* _할 일_
아래 자료에서 "button[interactable]: Server 2"이 들어 있는 줄부터 자료의 마지막 줄까지, 두 줄을 모두 포함해 JSON 문자열 목록으로 정리하세요. 한 줄마다 문자열 하나씩 넣고 빈 줄은 빼세요.

* _작업 자료_
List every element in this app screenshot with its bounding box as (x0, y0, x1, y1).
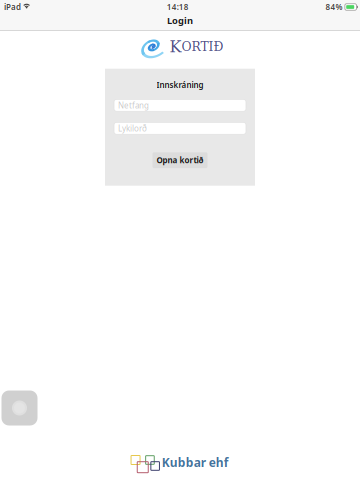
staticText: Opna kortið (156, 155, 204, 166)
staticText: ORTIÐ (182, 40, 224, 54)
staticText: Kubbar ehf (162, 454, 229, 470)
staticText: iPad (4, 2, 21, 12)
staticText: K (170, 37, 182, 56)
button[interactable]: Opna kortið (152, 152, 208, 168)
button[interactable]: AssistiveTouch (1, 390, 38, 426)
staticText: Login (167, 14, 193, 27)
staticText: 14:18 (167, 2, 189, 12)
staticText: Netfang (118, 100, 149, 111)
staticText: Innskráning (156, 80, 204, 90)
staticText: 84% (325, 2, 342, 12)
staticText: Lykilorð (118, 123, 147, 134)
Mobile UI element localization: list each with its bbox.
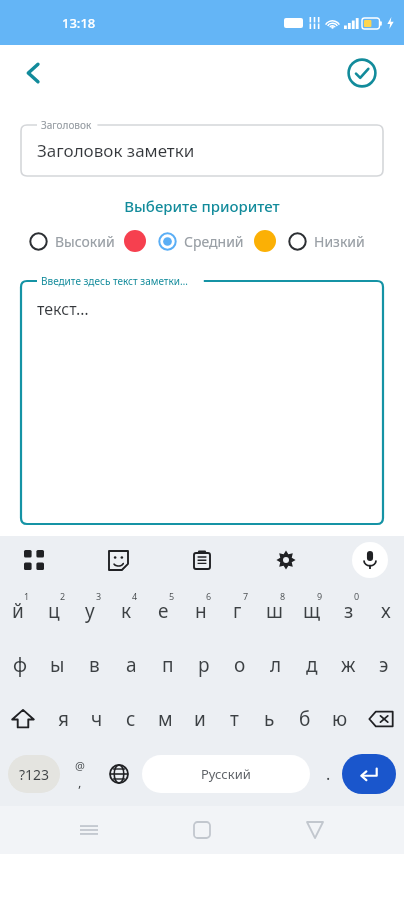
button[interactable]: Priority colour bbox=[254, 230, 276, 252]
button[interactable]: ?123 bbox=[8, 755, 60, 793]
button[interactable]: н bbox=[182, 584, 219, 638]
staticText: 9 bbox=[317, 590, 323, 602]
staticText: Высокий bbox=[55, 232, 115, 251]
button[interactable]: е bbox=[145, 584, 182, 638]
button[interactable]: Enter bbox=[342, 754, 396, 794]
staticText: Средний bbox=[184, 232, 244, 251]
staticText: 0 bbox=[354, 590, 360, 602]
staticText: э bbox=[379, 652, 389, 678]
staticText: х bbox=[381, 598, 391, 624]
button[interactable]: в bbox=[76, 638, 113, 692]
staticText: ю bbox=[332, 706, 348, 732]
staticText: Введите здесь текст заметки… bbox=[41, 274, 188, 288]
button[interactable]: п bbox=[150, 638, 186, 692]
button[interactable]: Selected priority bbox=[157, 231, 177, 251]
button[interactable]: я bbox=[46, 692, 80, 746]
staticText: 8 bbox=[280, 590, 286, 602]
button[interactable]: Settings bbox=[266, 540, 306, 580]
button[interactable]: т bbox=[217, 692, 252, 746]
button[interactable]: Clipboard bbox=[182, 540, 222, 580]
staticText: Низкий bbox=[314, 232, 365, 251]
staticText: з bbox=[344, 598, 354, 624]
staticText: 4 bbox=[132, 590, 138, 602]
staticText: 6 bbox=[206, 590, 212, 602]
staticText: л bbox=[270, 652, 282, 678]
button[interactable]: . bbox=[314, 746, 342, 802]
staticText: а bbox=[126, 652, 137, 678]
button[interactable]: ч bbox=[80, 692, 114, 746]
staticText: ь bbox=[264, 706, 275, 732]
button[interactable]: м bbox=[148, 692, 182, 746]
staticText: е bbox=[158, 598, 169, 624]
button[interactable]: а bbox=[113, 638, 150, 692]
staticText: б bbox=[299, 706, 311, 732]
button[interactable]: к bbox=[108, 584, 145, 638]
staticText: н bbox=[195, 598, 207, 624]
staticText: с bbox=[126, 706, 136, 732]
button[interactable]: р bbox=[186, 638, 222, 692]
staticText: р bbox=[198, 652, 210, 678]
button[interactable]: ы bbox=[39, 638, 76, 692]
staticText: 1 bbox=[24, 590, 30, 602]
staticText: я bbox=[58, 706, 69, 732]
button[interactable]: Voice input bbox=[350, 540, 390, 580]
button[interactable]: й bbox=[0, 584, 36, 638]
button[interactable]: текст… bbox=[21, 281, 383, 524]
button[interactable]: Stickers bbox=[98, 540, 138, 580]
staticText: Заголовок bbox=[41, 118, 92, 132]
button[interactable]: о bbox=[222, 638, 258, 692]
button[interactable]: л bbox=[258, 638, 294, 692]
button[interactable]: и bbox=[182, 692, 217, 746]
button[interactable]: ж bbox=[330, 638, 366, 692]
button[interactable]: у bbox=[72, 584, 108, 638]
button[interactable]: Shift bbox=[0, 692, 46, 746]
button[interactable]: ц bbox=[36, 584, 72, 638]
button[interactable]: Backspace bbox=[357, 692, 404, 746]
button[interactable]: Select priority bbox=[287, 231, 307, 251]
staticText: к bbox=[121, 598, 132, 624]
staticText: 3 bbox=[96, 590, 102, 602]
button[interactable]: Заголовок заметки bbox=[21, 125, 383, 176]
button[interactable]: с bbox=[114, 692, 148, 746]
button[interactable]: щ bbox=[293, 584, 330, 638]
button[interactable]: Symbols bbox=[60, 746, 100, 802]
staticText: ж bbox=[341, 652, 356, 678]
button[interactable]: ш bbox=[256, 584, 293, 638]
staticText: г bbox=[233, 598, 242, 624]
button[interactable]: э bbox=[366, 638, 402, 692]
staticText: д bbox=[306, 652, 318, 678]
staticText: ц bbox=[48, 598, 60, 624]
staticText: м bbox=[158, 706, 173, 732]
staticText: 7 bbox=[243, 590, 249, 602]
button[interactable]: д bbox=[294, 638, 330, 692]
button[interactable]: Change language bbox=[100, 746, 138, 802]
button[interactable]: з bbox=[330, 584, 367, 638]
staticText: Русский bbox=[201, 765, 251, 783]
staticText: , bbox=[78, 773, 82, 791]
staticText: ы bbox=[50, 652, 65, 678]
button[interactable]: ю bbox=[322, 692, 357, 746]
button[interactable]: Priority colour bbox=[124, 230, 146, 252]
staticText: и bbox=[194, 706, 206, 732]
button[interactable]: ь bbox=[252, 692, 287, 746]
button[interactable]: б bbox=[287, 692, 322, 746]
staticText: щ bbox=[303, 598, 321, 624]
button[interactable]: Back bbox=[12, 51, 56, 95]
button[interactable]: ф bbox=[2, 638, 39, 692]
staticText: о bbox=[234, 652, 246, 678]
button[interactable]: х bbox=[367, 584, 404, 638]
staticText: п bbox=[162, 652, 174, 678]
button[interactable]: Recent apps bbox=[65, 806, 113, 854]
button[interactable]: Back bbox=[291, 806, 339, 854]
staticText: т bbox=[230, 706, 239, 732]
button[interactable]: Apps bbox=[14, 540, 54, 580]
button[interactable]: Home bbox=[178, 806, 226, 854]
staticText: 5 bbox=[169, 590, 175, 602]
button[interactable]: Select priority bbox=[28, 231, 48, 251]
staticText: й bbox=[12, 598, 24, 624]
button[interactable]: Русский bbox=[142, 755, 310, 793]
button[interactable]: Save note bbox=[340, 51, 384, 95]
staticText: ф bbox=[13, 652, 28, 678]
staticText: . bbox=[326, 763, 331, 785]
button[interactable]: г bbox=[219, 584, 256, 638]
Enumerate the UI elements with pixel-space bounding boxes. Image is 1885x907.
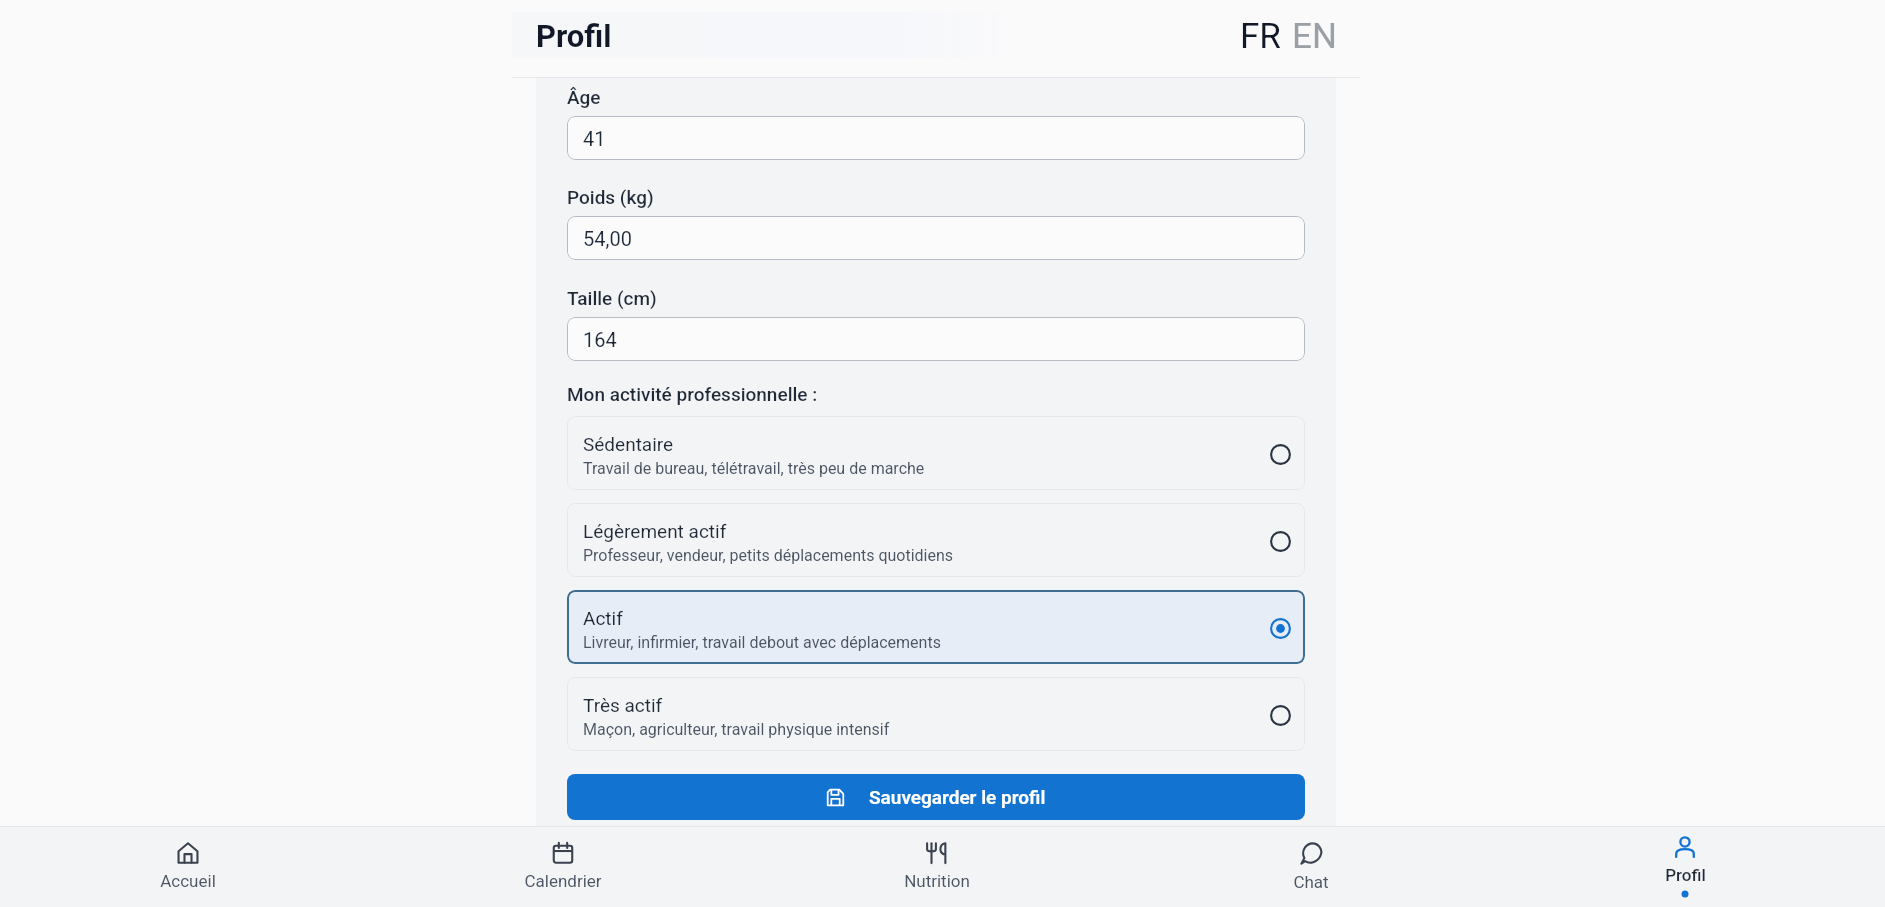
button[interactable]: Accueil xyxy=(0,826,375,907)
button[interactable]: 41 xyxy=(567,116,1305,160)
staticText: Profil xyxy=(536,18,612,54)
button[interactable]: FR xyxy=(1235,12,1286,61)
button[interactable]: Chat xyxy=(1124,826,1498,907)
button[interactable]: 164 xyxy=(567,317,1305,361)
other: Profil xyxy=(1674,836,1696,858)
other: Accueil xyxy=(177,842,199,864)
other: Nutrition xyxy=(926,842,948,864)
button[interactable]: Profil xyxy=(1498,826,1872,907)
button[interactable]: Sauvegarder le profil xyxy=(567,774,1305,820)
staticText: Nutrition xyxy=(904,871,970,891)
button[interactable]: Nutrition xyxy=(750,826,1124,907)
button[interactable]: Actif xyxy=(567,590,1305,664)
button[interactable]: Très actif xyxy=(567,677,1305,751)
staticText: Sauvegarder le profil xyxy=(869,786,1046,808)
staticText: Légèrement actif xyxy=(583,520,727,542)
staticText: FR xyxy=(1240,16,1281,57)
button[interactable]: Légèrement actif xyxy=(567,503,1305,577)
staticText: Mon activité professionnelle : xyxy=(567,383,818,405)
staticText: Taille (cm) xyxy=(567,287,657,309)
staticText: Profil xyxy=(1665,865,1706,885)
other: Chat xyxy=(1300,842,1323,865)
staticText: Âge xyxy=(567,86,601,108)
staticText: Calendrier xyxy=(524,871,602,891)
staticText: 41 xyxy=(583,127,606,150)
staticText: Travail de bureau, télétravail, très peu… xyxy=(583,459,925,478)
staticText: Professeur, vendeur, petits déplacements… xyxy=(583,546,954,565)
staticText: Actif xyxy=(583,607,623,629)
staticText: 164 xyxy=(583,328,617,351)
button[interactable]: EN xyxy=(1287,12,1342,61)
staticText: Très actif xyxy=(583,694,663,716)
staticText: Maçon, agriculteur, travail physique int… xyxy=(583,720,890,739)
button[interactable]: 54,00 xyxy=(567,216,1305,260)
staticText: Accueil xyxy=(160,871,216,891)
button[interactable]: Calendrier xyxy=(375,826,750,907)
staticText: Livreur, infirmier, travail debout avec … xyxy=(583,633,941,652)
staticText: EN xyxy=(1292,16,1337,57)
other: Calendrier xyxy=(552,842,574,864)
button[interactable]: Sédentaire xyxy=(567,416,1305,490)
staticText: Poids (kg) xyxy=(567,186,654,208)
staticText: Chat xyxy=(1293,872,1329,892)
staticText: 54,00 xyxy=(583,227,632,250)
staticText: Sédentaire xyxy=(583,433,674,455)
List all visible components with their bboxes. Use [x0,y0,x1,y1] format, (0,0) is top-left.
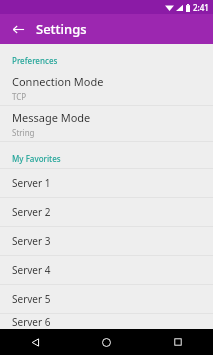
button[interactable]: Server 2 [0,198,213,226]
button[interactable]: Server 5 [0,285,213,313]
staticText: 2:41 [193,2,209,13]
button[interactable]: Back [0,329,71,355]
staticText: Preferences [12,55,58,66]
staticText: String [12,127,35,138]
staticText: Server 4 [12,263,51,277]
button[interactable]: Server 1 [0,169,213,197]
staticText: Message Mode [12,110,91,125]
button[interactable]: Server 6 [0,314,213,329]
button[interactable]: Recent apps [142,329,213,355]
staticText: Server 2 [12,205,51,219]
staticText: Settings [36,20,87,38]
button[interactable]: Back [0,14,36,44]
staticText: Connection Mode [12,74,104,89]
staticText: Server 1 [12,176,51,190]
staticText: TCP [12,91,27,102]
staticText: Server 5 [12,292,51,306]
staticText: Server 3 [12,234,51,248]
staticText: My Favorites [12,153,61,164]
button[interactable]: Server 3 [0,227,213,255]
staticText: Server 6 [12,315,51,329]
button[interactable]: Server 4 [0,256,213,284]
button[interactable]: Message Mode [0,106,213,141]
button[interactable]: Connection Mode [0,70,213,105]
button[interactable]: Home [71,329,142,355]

* _답변_
[
  "button[interactable]: Server 2 [0,198,213,226]",
  "button[interactable]: Server 5 [0,285,213,313]",
  "staticText: 2:41 [193,2,209,13]",
  "button[interactable]: Back [0,329,71,355]",
  "staticText: Preferences [12,55,58,66]",
  "staticText: String [12,127,35,138]",
  "staticText: Server 4 [12,263,51,277]",
  "button[interactable]: Server 1 [0,169,213,197]",
  "staticText: Message Mode [12,110,91,125]",
  "button[interactable]: Server 6 [0,314,213,329]",
  "button[interactable]: Recent apps [142,329,213,355]",
  "staticText: Server 2 [12,205,51,219]",
  "staticText: Settings [36,20,87,38]",
  "button[interactable]: Back [0,14,36,44]",
  "staticText: Connection Mode [12,74,104,89]",
  "staticText: Server 1 [12,176,51,190]",
  "staticText: TCP [12,91,27,102]",
  "staticText: Server 5 [12,292,51,306]",
  "staticText: Server 3 [12,234,51,248]",
  "staticText: My Favorites [12,153,61,164]",
  "button[interactable]: Server 3 [0,227,213,255]",
  "staticText: Server 6 [12,315,51,329]",
  "button[interactable]: Server 4 [0,256,213,284]",
  "button[interactable]: Message Mode [0,106,213,141]",
  "button[interactable]: Connection Mode [0,70,213,105]",
  "button[interactable]: Home [71,329,142,355]"
]